## BEGIN

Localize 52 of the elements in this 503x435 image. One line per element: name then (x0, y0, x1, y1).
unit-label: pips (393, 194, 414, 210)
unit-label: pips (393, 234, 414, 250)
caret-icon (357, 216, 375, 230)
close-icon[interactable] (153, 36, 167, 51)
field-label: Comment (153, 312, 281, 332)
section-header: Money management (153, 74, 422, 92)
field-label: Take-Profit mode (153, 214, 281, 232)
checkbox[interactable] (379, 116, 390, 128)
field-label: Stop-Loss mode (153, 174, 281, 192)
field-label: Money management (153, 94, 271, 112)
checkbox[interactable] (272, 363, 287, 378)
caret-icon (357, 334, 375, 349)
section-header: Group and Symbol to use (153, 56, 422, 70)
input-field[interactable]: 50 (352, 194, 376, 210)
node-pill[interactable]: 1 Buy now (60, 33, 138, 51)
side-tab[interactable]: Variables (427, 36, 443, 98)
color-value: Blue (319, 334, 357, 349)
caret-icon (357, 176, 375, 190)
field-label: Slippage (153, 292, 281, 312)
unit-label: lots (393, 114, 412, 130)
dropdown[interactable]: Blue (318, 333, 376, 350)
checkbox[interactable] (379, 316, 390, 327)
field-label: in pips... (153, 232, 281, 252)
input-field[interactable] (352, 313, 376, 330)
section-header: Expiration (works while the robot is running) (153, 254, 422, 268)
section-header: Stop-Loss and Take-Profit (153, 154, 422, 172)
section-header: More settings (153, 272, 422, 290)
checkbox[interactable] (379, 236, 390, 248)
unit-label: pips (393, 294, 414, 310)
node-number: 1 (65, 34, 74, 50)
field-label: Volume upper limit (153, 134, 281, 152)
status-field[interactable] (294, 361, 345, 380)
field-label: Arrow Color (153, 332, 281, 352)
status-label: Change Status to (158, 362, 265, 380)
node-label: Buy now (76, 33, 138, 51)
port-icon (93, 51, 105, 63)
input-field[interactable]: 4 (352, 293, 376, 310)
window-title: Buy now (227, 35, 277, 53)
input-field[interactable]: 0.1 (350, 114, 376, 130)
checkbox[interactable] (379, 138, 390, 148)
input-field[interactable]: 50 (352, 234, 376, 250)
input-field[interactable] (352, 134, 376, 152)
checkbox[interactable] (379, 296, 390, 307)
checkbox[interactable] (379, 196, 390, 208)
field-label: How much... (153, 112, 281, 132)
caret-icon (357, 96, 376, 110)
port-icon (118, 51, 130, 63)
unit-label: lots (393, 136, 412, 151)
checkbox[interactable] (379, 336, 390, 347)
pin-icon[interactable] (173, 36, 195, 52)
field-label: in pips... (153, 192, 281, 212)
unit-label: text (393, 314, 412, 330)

## END

Required work
Present every row above as a numbered list, with any blank lines omitted.

Correct response
1. Localize 52 of the elements in this 503x435 image. One line per element: name then (x0, y0, x1, y1).
2. unit-label: pips (393, 194, 414, 210)
3. unit-label: pips (393, 234, 414, 250)
4. caret-icon (357, 216, 375, 230)
5. close-icon[interactable] (153, 36, 167, 51)
6. field-label: Comment (153, 312, 281, 332)
7. section-header: Money management (153, 74, 422, 92)
8. field-label: Take-Profit mode (153, 214, 281, 232)
9. checkbox[interactable] (379, 116, 390, 128)
10. field-label: Stop-Loss mode (153, 174, 281, 192)
11. field-label: Money management (153, 94, 271, 112)
12. checkbox[interactable] (272, 363, 287, 378)
13. caret-icon (357, 334, 375, 349)
14. section-header: Group and Symbol to use (153, 56, 422, 70)
15. input-field[interactable]: 50 (352, 194, 376, 210)
16. node-pill[interactable]: 1 Buy now (60, 33, 138, 51)
17. side-tab[interactable]: Variables (427, 36, 443, 98)
18. color-value: Blue (319, 334, 357, 349)
19. caret-icon (357, 176, 375, 190)
20. field-label: Slippage (153, 292, 281, 312)
21. unit-label: lots (393, 114, 412, 130)
22. dropdown[interactable]: Blue (318, 333, 376, 350)
23. checkbox[interactable] (379, 316, 390, 327)
24. field-label: in pips... (153, 232, 281, 252)
25. input-field[interactable] (352, 313, 376, 330)
26. section-header: Expiration (works while the robot is running) (153, 254, 422, 268)
27. section-header: Stop-Loss and Take-Profit (153, 154, 422, 172)
28. section-header: More settings (153, 272, 422, 290)
29. checkbox[interactable] (379, 236, 390, 248)
30. unit-label: pips (393, 294, 414, 310)
31. node-number: 1 (65, 34, 74, 50)
32. field-label: Volume upper limit (153, 134, 281, 152)
33. status-field[interactable] (294, 361, 345, 380)
34. field-label: Arrow Color (153, 332, 281, 352)
35. status-label: Change Status to (158, 362, 265, 380)
36. node-label: Buy now (76, 33, 138, 51)
37. port-icon (93, 51, 105, 63)
38. input-field[interactable]: 4 (352, 293, 376, 310)
39. window-title: Buy now (227, 35, 277, 53)
40. input-field[interactable]: 0.1 (350, 114, 376, 130)
41. checkbox[interactable] (379, 138, 390, 148)
42. input-field[interactable]: 50 (352, 234, 376, 250)
43. input-field[interactable] (352, 134, 376, 152)
44. checkbox[interactable] (379, 296, 390, 307)
45. checkbox[interactable] (379, 196, 390, 208)
46. field-label: How much... (153, 112, 281, 132)
47. caret-icon (357, 96, 376, 110)
48. port-icon (118, 51, 130, 63)
49. unit-label: lots (393, 136, 412, 151)
50. checkbox[interactable] (379, 336, 390, 347)
51. pin-icon[interactable] (173, 36, 195, 52)
52. field-label: in pips... (153, 192, 281, 212)
53. unit-label: text (393, 314, 412, 330)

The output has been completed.